*** Opening of TEXT BLOCK ***

Governor Chris Christie, an architect of his state's 2011 pension reform plan, scored a final victory in the state's Supreme Court on Tuesday.
Governor Chris Christie, an architect of his state’s 2011 pension reform plan, scored a final victory in the state’s Supreme Court on Tuesday.

Yesterday, the New Jersey Supreme Court handed a victory to Governor Chris Christie and pension reformers everywhere.  In a 5-2 ruling the state Supreme Court sided with the Governor to stave off major budget cuts and handed a major defeat to public unions and their allies.  The ruling is also a boost to Christie’s embattled Governorship and prospective Presidential bid.

The origins of the case stem from Christie’s and Democratic legislative leaders efforts to address the state’s pathetically woeful public pension system.  In a landmark 2011  reform of the state’s pension system, public employees had to pay more and the government was locked into making up for years of skipped or reduced contributions.  The state also agreed to escalating payments over seven years. Retirees saw their cost-of-living increases suspended, while current workers had their retirement ages raised as part of the deal.

But last year, state tax revenue unexpectedly came in short of projections, setting off a budget scramble.  The state, unable to meet its payment obligations, solved their budget issues by reducing planned contributions to the tune of $2.5 billion for the 2014-2015 budget year.  More than half of that, $1.6 billion is for the current fiscal year.  And while Christie plans to put $200 million back into the system by June 30th (when the 2014 budget ends) and $1.3 billion in for the 2015 year it is far below the $3.1 billion for 2015 the 2011 agreement calls for.

Public employee unions and legislative Democrats did not take kindly to the Governor’s solution.  Filing a lawsuit in state court the plaintiffs alleged that under-funding the state pension agreement was unconstitutional and violated the 2011 law.  In a lower court ruling public employee unions won.  But the state Supreme Court agreed with the Governor’s legal team that if they court sided with unions,  the court could be setting itself up for getting dragged into many future budget disagreements.

*** Close of TEXT BLOCK ***
*** Opening of THE DATA ***

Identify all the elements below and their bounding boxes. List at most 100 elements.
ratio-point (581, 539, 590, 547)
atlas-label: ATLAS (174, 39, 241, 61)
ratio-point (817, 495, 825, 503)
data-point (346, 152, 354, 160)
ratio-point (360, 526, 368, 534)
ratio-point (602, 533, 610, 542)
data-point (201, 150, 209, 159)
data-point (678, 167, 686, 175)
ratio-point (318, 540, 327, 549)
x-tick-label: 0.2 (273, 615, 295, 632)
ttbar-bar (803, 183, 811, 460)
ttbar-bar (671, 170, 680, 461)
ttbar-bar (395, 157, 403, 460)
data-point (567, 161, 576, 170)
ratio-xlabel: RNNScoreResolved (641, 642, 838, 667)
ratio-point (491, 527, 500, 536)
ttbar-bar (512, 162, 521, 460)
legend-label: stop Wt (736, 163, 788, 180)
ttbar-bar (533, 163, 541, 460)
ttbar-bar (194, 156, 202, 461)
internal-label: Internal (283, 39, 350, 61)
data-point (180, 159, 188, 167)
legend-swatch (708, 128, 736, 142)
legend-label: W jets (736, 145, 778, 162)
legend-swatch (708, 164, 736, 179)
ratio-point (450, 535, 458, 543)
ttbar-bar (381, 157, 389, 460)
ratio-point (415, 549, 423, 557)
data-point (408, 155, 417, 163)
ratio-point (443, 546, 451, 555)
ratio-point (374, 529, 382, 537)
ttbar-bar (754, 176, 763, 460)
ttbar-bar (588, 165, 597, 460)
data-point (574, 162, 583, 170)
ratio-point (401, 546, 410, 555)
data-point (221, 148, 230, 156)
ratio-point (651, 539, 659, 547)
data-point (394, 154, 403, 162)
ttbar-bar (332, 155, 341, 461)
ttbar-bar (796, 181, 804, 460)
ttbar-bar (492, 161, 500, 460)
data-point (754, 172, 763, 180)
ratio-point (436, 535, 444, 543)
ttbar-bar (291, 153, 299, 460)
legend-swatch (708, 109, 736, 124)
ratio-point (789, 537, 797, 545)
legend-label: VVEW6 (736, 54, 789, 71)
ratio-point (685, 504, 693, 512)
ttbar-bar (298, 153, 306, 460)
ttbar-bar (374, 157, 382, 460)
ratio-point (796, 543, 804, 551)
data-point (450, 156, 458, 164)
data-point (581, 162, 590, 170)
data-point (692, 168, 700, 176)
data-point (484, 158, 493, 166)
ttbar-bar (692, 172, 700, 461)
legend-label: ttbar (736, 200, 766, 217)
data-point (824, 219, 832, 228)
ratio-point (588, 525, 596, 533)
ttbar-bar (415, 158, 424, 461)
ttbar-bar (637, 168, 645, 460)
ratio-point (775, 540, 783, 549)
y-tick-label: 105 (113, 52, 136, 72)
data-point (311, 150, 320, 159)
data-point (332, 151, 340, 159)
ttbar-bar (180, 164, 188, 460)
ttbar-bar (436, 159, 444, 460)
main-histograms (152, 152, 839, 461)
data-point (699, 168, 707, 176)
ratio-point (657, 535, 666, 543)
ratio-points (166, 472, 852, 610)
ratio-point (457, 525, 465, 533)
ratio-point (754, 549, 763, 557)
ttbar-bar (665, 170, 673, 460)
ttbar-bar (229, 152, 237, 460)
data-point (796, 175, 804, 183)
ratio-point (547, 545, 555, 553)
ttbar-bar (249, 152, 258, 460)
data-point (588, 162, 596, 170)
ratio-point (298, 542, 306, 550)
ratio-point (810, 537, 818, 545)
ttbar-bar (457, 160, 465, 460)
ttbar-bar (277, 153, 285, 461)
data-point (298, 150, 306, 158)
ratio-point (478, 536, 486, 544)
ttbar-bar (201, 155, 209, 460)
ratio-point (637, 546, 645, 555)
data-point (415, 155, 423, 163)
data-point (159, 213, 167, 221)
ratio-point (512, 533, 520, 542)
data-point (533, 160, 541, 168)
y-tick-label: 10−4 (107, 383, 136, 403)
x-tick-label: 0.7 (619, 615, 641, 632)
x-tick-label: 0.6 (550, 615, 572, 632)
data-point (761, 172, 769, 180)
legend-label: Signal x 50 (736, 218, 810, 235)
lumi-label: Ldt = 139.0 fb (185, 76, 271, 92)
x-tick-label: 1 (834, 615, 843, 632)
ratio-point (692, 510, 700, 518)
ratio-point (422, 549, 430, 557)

*** Close of THE DATA ***

ASSIGNED TASK 1
In the article on the New Jersey pension ruling, what was the vote count in the state Supreme Court's decision?
ASSIGNED TASK 2
Repeat word for word the part of the article on the New Jersey pension ruling from "Governor Chris Christie, an architect of his state’s" up to and including "prospective Presidential bid.".

TASK OUTPUT 1
5-2

TASK OUTPUT 2
Governor Chris Christie, an architect of his state’s 2011 pension reform plan, scored a final victory in the state’s Supreme Court on Tuesday.

Yesterday, the New Jersey Supreme Court handed a victory to Governor Chris Christie and pension reformers everywhere.  In a 5-2 ruling the state Supreme Court sided with the Governor to stave off major budget cuts and handed a major defeat to public unions and their allies.  The ruling is also a boost to Christie’s embattled Governorship and prospective Presidential bid.